#### [What you should do]
Repeat every line exactly, keeping the pictures out of the copy.

## Begin Supplied data

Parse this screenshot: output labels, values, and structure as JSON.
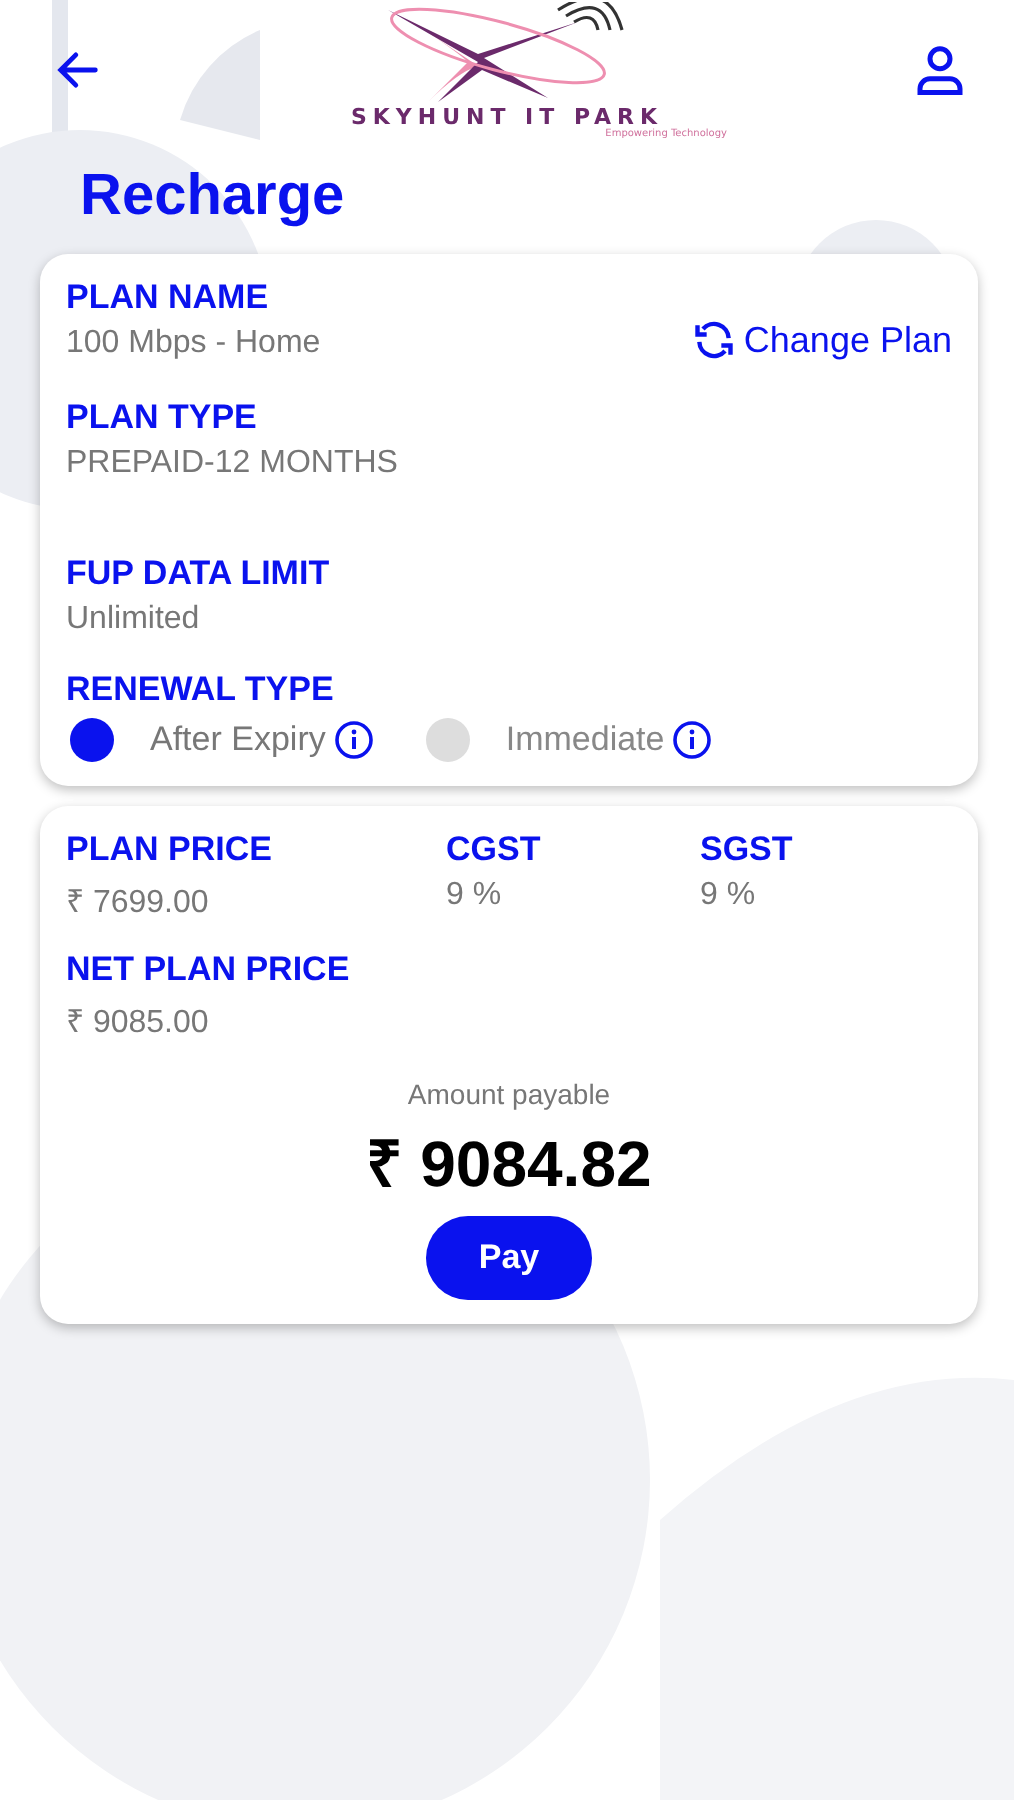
{
  "header": {
    "logo_name": "SKYHUNT IT PARK",
    "logo_tagline": "Empowering Technology"
  },
  "title": "Recharge",
  "plan": {
    "name_label": "PLAN NAME",
    "name": "100 Mbps - Home",
    "change_label": "Change Plan",
    "type_label": "PLAN TYPE",
    "type": "PREPAID-12 MONTHS",
    "fup_label": "FUP DATA LIMIT",
    "fup": "Unlimited",
    "renewal_label": "RENEWAL TYPE",
    "renewal_options": [
      {
        "label": "After Expiry",
        "selected": true
      },
      {
        "label": "Immediate",
        "selected": false
      }
    ]
  },
  "pricing": {
    "items": [
      {
        "label": "PLAN PRICE",
        "value": "₹ 7699.00"
      },
      {
        "label": "CGST",
        "value": "9 %"
      },
      {
        "label": "SGST",
        "value": "9 %"
      }
    ],
    "net_label": "NET PLAN PRICE",
    "net_value": "₹ 9085.00",
    "amount_label": "Amount payable",
    "amount": "₹ 9084.82",
    "pay_label": "Pay"
  }
}
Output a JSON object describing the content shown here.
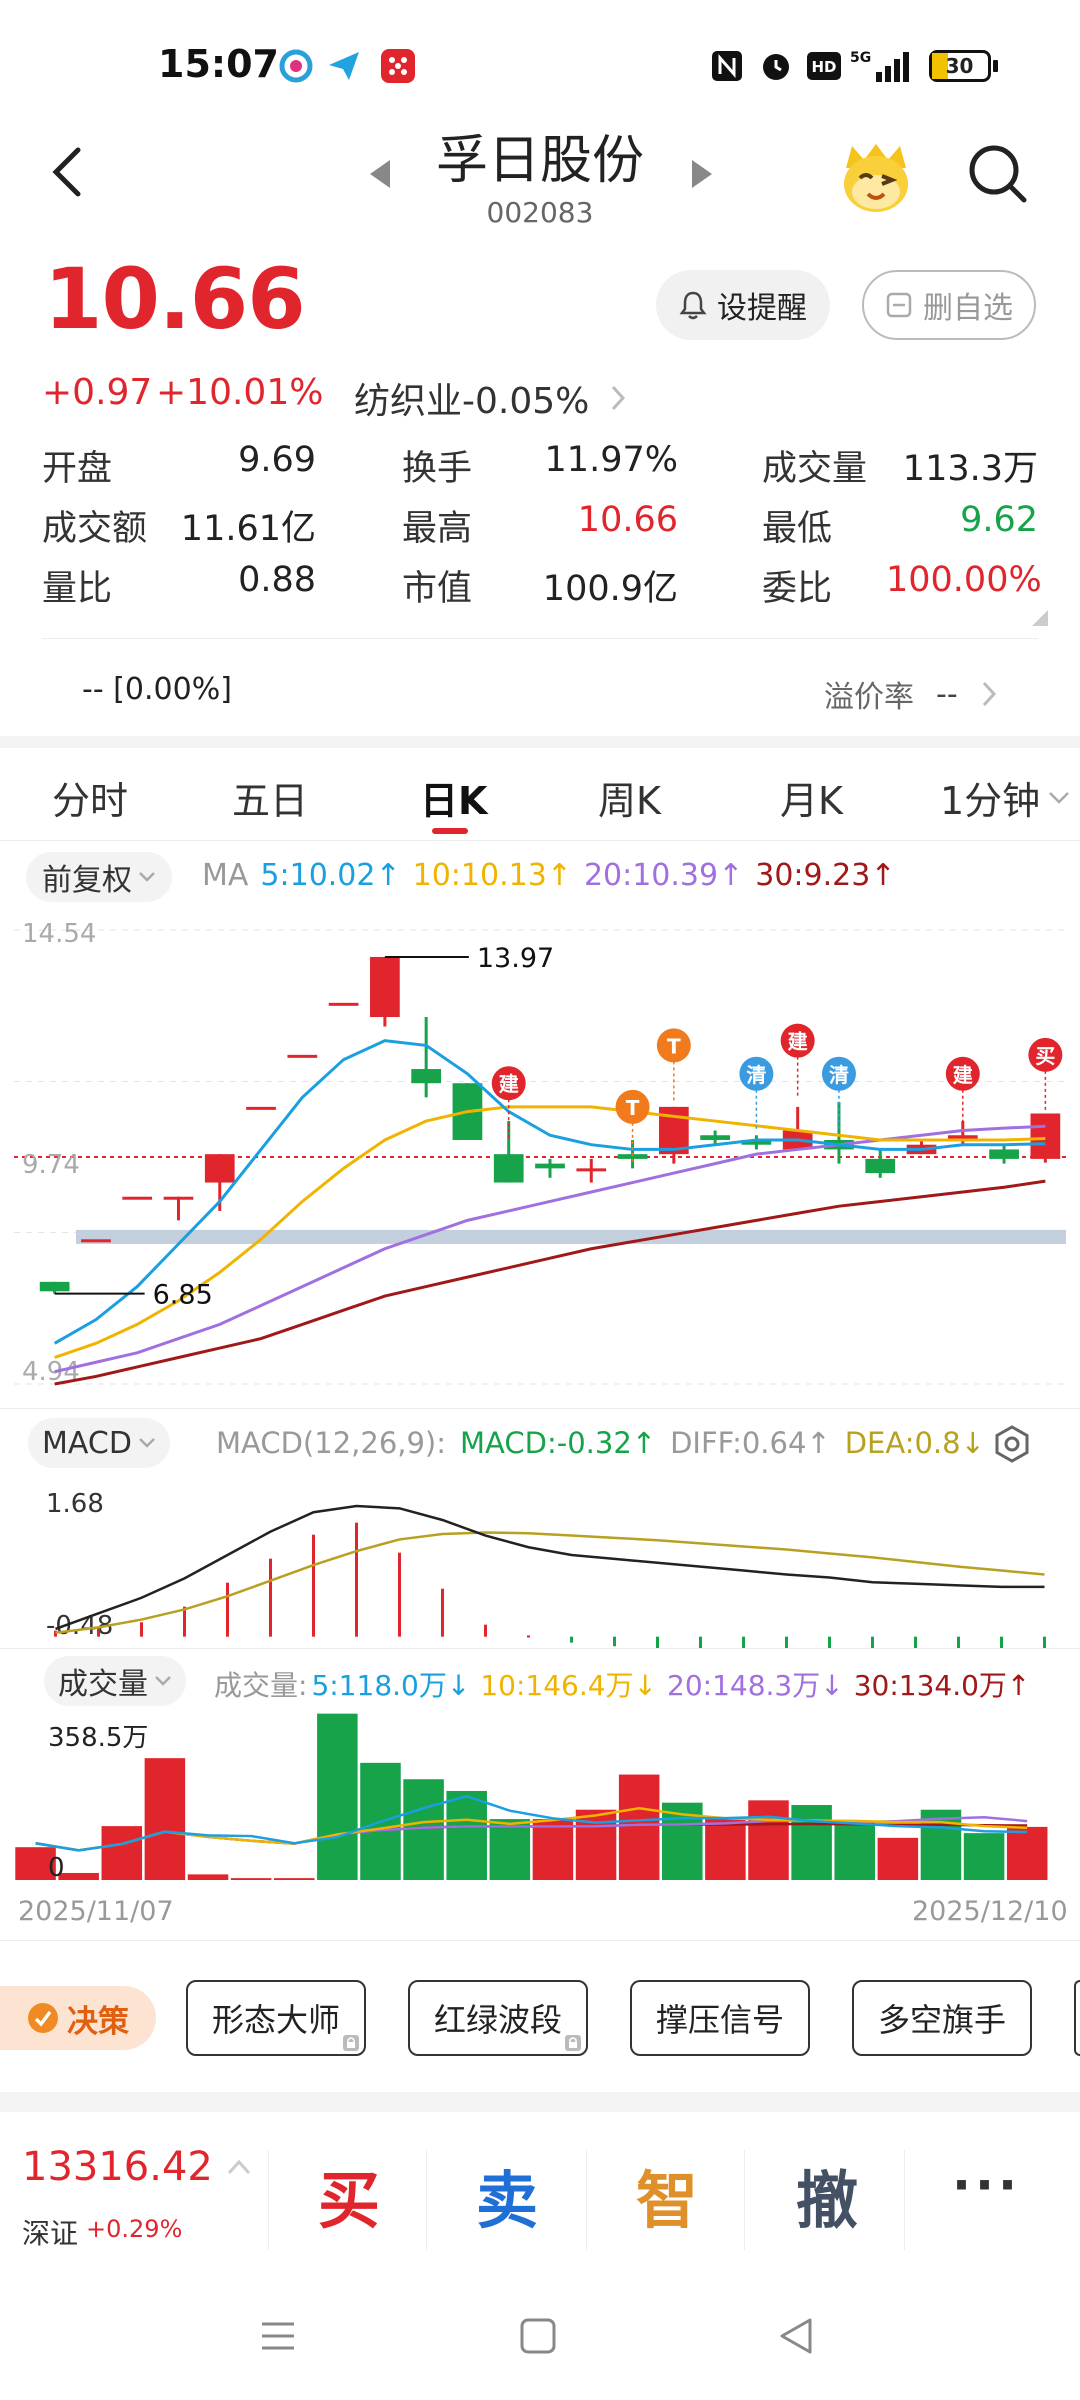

## End Supplied data

#### [Answer for the task]
Parse this screenshot: output labels, values, and structure as JSON.
{
  "header": {
    "logo_name": "SKYHUNT IT PARK",
    "logo_tagline": "Empowering Technology"
  },
  "title": "Recharge",
  "plan": {
    "name_label": "PLAN NAME",
    "name": "100 Mbps - Home",
    "change_label": "Change Plan",
    "type_label": "PLAN TYPE",
    "type": "PREPAID-12 MONTHS",
    "fup_label": "FUP DATA LIMIT",
    "fup": "Unlimited",
    "renewal_label": "RENEWAL TYPE",
    "renewal_options": [
      {
        "label": "After Expiry",
        "selected": true
      },
      {
        "label": "Immediate",
        "selected": false
      }
    ]
  },
  "pricing": {
    "items": [
      {
        "label": "PLAN PRICE",
        "value": "₹ 7699.00"
      },
      {
        "label": "CGST",
        "value": "9 %"
      },
      {
        "label": "SGST",
        "value": "9 %"
      }
    ],
    "net_label": "NET PLAN PRICE",
    "net_value": "₹ 9085.00",
    "amount_label": "Amount payable",
    "amount": "₹ 9084.82",
    "pay_label": "Pay"
  }
}
Output a JSON object describing the content shown here.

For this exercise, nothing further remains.